Task statement
Count how many lines below include the string "this", and give that number without anything else.

***** Input

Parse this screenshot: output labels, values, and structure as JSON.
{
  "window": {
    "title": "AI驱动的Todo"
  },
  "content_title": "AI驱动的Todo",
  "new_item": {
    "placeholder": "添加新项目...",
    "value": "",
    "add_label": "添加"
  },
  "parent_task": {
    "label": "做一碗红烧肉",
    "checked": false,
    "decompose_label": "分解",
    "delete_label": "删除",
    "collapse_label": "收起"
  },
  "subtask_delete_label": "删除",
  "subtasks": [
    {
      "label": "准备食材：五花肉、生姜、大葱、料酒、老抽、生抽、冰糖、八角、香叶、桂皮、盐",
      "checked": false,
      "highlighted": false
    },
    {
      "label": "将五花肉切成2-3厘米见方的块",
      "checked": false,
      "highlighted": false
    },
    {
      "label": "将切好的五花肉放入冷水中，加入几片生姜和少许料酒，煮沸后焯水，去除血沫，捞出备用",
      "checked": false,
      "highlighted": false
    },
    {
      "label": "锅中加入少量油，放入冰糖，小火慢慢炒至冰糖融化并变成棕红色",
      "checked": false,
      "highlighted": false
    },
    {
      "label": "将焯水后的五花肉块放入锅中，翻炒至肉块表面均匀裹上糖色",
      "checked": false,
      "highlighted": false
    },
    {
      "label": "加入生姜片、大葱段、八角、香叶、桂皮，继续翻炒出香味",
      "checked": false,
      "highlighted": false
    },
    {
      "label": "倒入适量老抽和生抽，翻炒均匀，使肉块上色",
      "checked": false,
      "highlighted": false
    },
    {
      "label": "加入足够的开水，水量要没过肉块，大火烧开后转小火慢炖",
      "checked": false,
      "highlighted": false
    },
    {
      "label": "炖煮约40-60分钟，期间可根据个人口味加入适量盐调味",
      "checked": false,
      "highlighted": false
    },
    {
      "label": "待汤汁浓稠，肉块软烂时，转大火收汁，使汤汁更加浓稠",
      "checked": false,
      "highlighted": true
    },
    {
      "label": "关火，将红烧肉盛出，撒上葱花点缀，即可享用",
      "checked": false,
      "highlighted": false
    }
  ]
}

**********
***** Input

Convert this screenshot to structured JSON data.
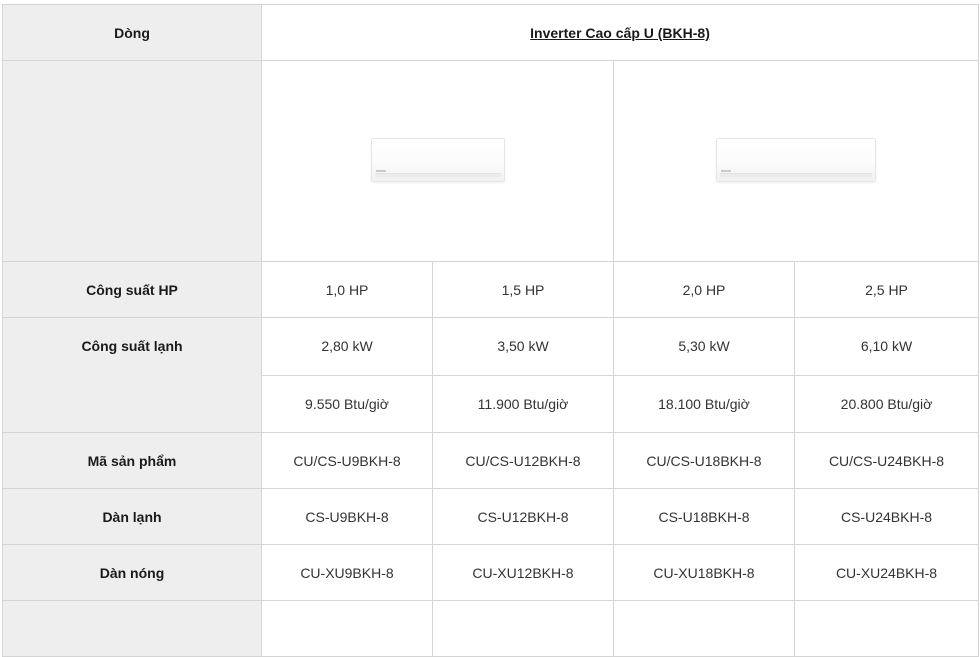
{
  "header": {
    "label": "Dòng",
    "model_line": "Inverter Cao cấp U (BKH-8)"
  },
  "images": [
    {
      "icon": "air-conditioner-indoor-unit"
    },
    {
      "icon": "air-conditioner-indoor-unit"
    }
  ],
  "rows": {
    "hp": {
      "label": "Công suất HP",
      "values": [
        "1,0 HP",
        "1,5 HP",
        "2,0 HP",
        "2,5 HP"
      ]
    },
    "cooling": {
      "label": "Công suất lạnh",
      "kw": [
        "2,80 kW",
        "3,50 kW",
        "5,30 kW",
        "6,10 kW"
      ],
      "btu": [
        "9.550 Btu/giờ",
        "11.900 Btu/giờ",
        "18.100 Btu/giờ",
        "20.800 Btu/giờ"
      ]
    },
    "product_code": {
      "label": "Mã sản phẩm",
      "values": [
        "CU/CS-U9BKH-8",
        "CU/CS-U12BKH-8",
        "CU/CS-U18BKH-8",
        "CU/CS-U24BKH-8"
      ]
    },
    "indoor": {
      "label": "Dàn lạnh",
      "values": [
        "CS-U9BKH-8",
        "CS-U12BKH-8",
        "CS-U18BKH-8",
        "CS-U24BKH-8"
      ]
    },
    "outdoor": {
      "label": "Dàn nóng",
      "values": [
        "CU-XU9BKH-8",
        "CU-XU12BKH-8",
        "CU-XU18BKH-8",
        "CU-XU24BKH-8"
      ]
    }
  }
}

**********
***** Input

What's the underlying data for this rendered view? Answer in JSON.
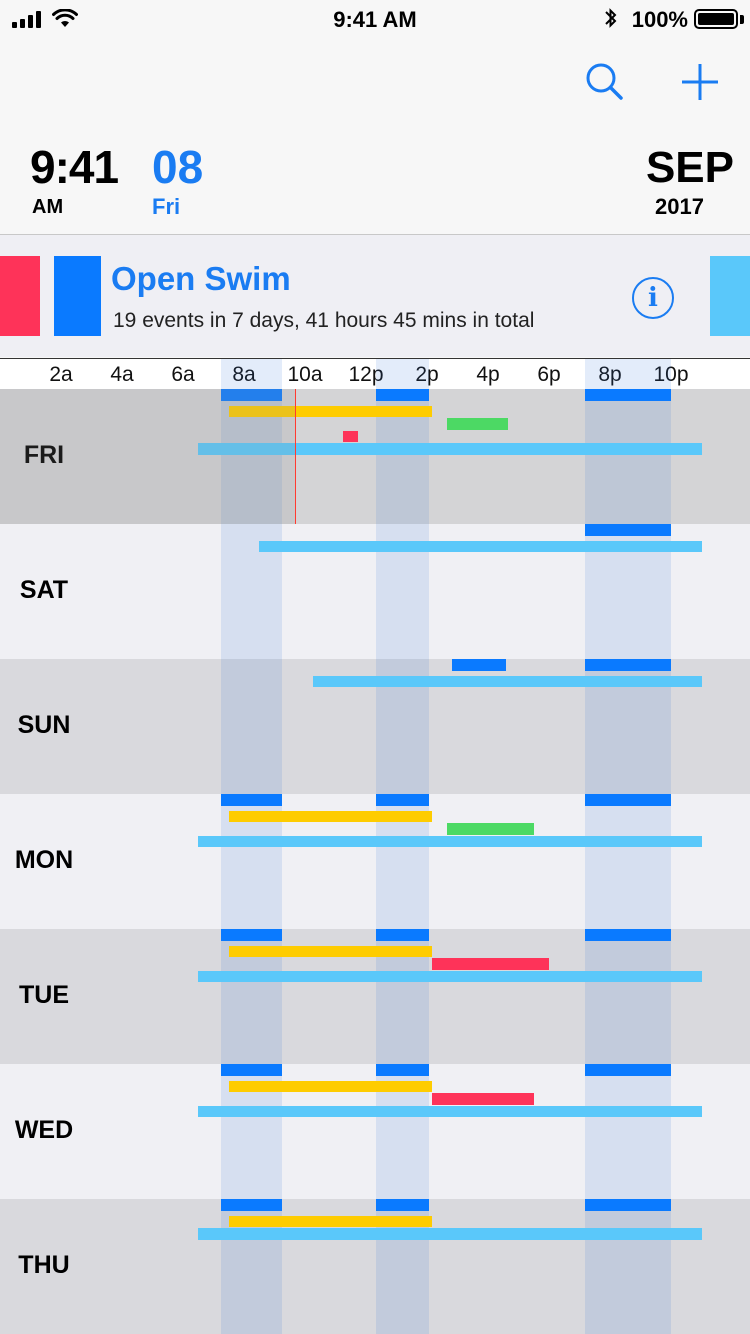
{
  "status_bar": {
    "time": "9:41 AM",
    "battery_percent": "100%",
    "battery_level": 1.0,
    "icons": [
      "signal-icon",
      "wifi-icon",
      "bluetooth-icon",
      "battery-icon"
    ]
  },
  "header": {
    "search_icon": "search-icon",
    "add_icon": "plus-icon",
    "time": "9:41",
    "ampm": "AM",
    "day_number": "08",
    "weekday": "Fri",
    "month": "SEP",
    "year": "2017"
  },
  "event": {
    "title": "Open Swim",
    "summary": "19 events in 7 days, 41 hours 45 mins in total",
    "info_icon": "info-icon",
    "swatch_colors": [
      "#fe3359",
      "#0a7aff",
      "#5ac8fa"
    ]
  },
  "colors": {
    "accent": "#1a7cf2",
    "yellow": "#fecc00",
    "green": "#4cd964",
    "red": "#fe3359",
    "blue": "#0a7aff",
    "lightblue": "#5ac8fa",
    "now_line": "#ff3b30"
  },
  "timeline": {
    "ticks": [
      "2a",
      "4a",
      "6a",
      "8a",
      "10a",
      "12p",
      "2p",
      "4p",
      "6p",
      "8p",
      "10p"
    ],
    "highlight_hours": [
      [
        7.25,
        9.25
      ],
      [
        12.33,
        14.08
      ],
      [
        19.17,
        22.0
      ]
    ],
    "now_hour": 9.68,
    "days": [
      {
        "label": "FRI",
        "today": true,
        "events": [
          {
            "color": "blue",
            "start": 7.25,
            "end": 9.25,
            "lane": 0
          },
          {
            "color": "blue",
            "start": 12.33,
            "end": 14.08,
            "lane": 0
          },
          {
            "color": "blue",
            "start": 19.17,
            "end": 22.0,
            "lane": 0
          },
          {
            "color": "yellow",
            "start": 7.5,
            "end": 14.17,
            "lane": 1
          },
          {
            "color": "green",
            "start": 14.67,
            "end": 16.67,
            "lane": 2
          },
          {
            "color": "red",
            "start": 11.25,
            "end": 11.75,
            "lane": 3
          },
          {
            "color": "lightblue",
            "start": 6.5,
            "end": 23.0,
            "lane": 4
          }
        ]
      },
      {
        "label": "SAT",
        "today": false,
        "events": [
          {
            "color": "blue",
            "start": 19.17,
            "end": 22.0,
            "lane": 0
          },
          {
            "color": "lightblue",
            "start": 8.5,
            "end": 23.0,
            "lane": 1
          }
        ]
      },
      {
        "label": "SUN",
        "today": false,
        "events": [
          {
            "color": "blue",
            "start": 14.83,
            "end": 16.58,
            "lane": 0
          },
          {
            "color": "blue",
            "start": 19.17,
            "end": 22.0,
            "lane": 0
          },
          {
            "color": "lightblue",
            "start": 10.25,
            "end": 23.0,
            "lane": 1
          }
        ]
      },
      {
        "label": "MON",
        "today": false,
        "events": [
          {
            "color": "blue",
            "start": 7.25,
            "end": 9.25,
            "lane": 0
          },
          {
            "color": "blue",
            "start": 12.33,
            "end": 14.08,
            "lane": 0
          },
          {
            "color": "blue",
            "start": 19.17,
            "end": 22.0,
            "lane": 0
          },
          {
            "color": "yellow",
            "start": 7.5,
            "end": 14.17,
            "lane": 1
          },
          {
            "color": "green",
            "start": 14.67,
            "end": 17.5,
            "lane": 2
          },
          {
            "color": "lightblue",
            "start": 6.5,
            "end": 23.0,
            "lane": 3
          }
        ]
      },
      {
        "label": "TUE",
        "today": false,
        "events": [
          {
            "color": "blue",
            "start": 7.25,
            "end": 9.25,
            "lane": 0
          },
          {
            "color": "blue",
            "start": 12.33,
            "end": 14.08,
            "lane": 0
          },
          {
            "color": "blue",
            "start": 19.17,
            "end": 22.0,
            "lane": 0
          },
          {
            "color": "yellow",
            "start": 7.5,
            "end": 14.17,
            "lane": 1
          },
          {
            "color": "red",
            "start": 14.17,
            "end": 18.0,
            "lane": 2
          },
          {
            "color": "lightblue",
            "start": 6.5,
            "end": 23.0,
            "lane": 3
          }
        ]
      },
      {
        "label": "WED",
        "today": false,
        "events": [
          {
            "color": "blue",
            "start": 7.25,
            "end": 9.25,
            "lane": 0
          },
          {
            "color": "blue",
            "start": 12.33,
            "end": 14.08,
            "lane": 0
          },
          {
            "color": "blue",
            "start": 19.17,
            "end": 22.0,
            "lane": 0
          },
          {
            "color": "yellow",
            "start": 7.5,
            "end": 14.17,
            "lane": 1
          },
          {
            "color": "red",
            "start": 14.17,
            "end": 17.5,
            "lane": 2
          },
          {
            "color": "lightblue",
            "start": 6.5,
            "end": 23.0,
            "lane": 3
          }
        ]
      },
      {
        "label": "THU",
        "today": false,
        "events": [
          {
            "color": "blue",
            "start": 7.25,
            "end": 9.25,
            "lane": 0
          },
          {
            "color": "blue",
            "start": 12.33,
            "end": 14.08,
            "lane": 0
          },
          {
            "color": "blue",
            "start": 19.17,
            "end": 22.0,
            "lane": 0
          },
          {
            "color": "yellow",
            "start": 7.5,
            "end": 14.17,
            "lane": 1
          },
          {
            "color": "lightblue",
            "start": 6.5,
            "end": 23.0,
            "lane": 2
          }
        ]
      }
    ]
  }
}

**********

The reply
3